(Recorded data)
+ + + + + + +

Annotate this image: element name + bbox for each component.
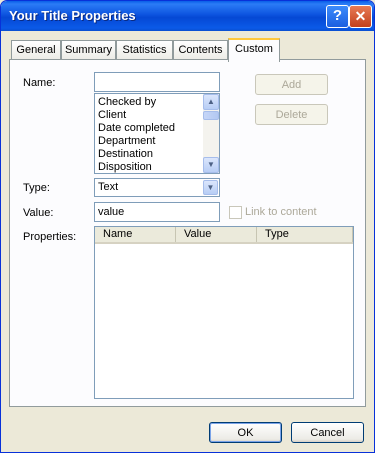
delete-button-label: Delete bbox=[275, 109, 308, 121]
tab-label: General bbox=[16, 44, 56, 56]
name-dropdown-list[interactable]: Checked by Client Date completed Departm… bbox=[94, 93, 220, 174]
name-input[interactable] bbox=[94, 72, 220, 92]
list-item[interactable]: Client bbox=[98, 109, 126, 122]
add-button-label: Add bbox=[281, 79, 302, 91]
delete-button[interactable]: Delete bbox=[255, 104, 328, 125]
close-icon: ✕ bbox=[354, 8, 367, 24]
ok-button[interactable]: OK bbox=[209, 422, 282, 443]
value-input[interactable] bbox=[94, 202, 220, 222]
scroll-up-button[interactable]: ▲ bbox=[203, 94, 219, 110]
link-to-content-label: Link to content bbox=[245, 206, 317, 218]
value-label: Value: bbox=[23, 207, 54, 219]
help-button[interactable]: ? bbox=[326, 5, 349, 28]
tab-contents[interactable]: Contents bbox=[173, 40, 228, 60]
list-item[interactable]: Destination bbox=[98, 148, 153, 161]
list-item[interactable]: Date completed bbox=[98, 122, 175, 135]
type-select[interactable]: Text ▼ bbox=[94, 178, 220, 197]
chevron-down-icon: ▼ bbox=[207, 160, 215, 169]
list-scrollbar[interactable]: ▲ ▼ bbox=[203, 94, 219, 173]
name-label: Name: bbox=[23, 77, 56, 89]
help-icon: ? bbox=[332, 7, 343, 24]
cancel-button[interactable]: Cancel bbox=[291, 422, 364, 443]
type-selected-value: Text bbox=[98, 181, 119, 193]
list-item[interactable]: Department bbox=[98, 135, 155, 148]
link-to-content-checkbox[interactable] bbox=[229, 206, 242, 219]
type-label: Type: bbox=[23, 182, 50, 194]
tab-statistics[interactable]: Statistics bbox=[116, 40, 173, 60]
chevron-down-icon: ▼ bbox=[206, 183, 215, 192]
list-item[interactable]: Checked by bbox=[98, 96, 156, 109]
properties-list[interactable]: Name Value Type bbox=[94, 226, 354, 399]
tab-general[interactable]: General bbox=[11, 40, 61, 60]
tab-label: Statistics bbox=[122, 44, 167, 56]
list-item[interactable]: Disposition bbox=[98, 161, 152, 173]
column-header-value[interactable]: Value bbox=[176, 227, 257, 242]
close-button[interactable]: ✕ bbox=[349, 5, 372, 28]
type-dropdown-button[interactable]: ▼ bbox=[203, 180, 218, 195]
column-header-type[interactable]: Type bbox=[257, 227, 353, 242]
title-bar[interactable]: Your Title Properties ? ✕ bbox=[1, 1, 374, 31]
tab-label: Custom bbox=[235, 43, 273, 55]
add-button[interactable]: Add bbox=[255, 74, 328, 95]
window-title: Your Title Properties bbox=[9, 8, 136, 23]
properties-label: Properties: bbox=[23, 231, 77, 243]
properties-dialog: Your Title Properties ? ✕ General Summar… bbox=[0, 0, 375, 453]
properties-list-header: Name Value Type bbox=[95, 227, 353, 244]
scroll-down-button[interactable]: ▼ bbox=[203, 157, 219, 173]
column-header-name[interactable]: Name bbox=[95, 227, 176, 242]
ok-button-label: OK bbox=[237, 427, 254, 439]
tab-label: Summary bbox=[64, 44, 113, 56]
scroll-thumb[interactable] bbox=[203, 111, 219, 120]
chevron-up-icon: ▲ bbox=[207, 97, 215, 106]
tab-summary[interactable]: Summary bbox=[61, 40, 116, 60]
tab-label: Contents bbox=[178, 44, 223, 56]
cancel-button-label: Cancel bbox=[310, 427, 345, 439]
custom-tab-panel: Name: Checked by Client Date completed D… bbox=[9, 59, 366, 407]
tab-custom[interactable]: Custom bbox=[228, 38, 280, 62]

+ + + + + + +

Direction:
Put every line of the rows above into a JSON list of strings, one string per line, and leave out blank lines and the picture placeholders.

Exercise result:
[
  "Annotate this image: element name + bbox for each component.",
  "delete-button-label: Delete bbox=[275, 109, 308, 121]",
  "tab-label: General bbox=[16, 44, 56, 56]",
  "name-dropdown-list[interactable]: Checked by Client Date completed Departm… bbox=[94, 93, 220, 174]",
  "name-input[interactable] bbox=[94, 72, 220, 92]",
  "list-item[interactable]: Client bbox=[98, 109, 126, 122]",
  "add-button-label: Add bbox=[281, 79, 302, 91]",
  "delete-button[interactable]: Delete bbox=[255, 104, 328, 125]",
  "close-icon: ✕ bbox=[354, 8, 367, 24]",
  "ok-button[interactable]: OK bbox=[209, 422, 282, 443]",
  "value-input[interactable] bbox=[94, 202, 220, 222]",
  "scroll-up-button[interactable]: ▲ bbox=[203, 94, 219, 110]",
  "link-to-content-label: Link to content bbox=[245, 206, 317, 218]",
  "value-label: Value: bbox=[23, 207, 54, 219]",
  "help-button[interactable]: ? bbox=[326, 5, 349, 28]",
  "tab-contents[interactable]: Contents bbox=[173, 40, 228, 60]",
  "list-item[interactable]: Destination bbox=[98, 148, 153, 161]",
  "list-item[interactable]: Date completed bbox=[98, 122, 175, 135]",
  "type-select[interactable]: Text ▼ bbox=[94, 178, 220, 197]",
  "chevron-down-icon: ▼ bbox=[207, 160, 215, 169]",
  "list-scrollbar[interactable]: ▲ ▼ bbox=[203, 94, 219, 173]",
  "name-label: Name: bbox=[23, 77, 56, 89]",
  "help-icon: ? bbox=[332, 7, 343, 24]",
  "cancel-button[interactable]: Cancel bbox=[291, 422, 364, 443]",
  "type-selected-value: Text bbox=[98, 181, 119, 193]",
  "list-item[interactable]: Department bbox=[98, 135, 155, 148]",
  "link-to-content-checkbox[interactable] bbox=[229, 206, 242, 219]",
  "type-label: Type: bbox=[23, 182, 50, 194]",
  "tab-statistics[interactable]: Statistics bbox=[116, 40, 173, 60]",
  "chevron-down-icon: ▼ bbox=[206, 183, 215, 192]",
  "list-item[interactable]: Checked by bbox=[98, 96, 156, 109]",
  "properties-list[interactable]: Name Value Type bbox=[94, 226, 354, 399]",
  "tab-general[interactable]: General bbox=[11, 40, 61, 60]",
  "tab-label: Statistics bbox=[122, 44, 167, 56]",
  "list-item[interactable]: Disposition bbox=[98, 161, 152, 173]",
  "column-header-value[interactable]: Value bbox=[176, 227, 257, 242]",
  "close-button[interactable]: ✕ bbox=[349, 5, 372, 28]",
  "type-dropdown-button[interactable]: ▼ bbox=[203, 180, 218, 195]",
  "column-header-type[interactable]: Type bbox=[257, 227, 353, 242]",
  "title-bar[interactable]: Your Title Properties ? ✕ bbox=[1, 1, 374, 31]",
  "tab-label: Custom bbox=[235, 43, 273, 55]",
  "add-button[interactable]: Add bbox=[255, 74, 328, 95]",
  "window-title: Your Title Properties bbox=[9, 8, 136, 23]",
  "properties-label: Properties: bbox=[23, 231, 77, 243]",
  "properties-dialog: Your Title Properties ? ✕ General Summar… bbox=[0, 0, 375, 453]",
  "properties-list-header: Name Value Type bbox=[95, 227, 353, 244]",
  "scroll-down-button[interactable]: ▼ bbox=[203, 157, 219, 173]",
  "column-header-name[interactable]: Name bbox=[95, 227, 176, 242]",
  "ok-button-label: OK bbox=[237, 427, 254, 439]",
  "tab-label: Summary bbox=[64, 44, 113, 56]",
  "scroll-thumb[interactable] bbox=[203, 111, 219, 120]",
  "chevron-up-icon: ▲ bbox=[207, 97, 215, 106]",
  "tab-summary[interactable]: Summary bbox=[61, 40, 116, 60]",
  "tab-label: Contents bbox=[178, 44, 223, 56]",
  "cancel-button-label: Cancel bbox=[310, 427, 345, 439]",
  "custom-tab-panel: Name: Checked by Client Date completed D… bbox=[9, 59, 366, 407]",
  "tab-custom[interactable]: Custom bbox=[228, 38, 280, 62]"
]